— BEGIN PROVIDED MATERIAL —

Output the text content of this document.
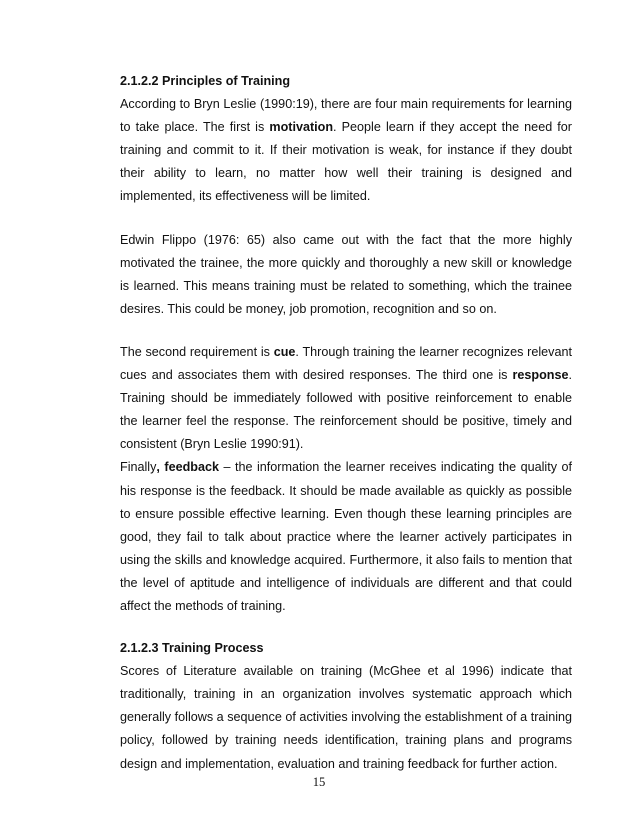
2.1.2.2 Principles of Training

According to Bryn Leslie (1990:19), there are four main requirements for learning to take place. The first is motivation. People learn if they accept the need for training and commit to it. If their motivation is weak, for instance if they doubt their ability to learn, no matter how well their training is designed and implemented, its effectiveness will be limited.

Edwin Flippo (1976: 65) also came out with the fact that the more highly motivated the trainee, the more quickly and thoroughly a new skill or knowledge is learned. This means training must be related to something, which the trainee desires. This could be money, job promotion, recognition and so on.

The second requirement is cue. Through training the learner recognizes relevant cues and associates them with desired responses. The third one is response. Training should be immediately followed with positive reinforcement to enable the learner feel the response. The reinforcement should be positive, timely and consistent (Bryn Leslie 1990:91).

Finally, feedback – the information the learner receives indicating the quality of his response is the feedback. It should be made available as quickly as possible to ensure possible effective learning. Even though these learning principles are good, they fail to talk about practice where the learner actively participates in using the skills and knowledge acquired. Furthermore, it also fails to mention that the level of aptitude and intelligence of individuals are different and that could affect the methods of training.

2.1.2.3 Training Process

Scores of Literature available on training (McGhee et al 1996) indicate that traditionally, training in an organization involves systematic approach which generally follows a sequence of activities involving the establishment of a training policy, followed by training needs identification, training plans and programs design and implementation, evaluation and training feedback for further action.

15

— END PROVIDED MATERIAL —

WHAT THE TASK ASKS:
Nothing but the pictures may be dropped; output the records above exactly.

OUTPUT BELOW:
Output the text content of this document.
2.1.2.2 Principles of Training

According to Bryn Leslie (1990:19), there are four main requirements for learning to take place. The first is motivation. People learn if they accept the need for training and commit to it. If their motivation is weak, for instance if they doubt their ability to learn, no matter how well their training is designed and implemented, its effectiveness will be limited.

Edwin Flippo (1976: 65) also came out with the fact that the more highly motivated the trainee, the more quickly and thoroughly a new skill or knowledge is learned. This means training must be related to something, which the trainee desires. This could be money, job promotion, recognition and so on.

The second requirement is cue. Through training the learner recognizes relevant cues and associates them with desired responses. The third one is response. Training should be immediately followed with positive reinforcement to enable the learner feel the response. The reinforcement should be positive, timely and consistent (Bryn Leslie 1990:91).

Finally, feedback – the information the learner receives indicating the quality of his response is the feedback. It should be made available as quickly as possible to ensure possible effective learning. Even though these learning principles are good, they fail to talk about practice where the learner actively participates in using the skills and knowledge acquired. Furthermore, it also fails to mention that the level of aptitude and intelligence of individuals are different and that could affect the methods of training.

2.1.2.3 Training Process

Scores of Literature available on training (McGhee et al 1996) indicate that traditionally, training in an organization involves systematic approach which generally follows a sequence of activities involving the establishment of a training policy, followed by training needs identification, training plans and programs design and implementation, evaluation and training feedback for further action.

15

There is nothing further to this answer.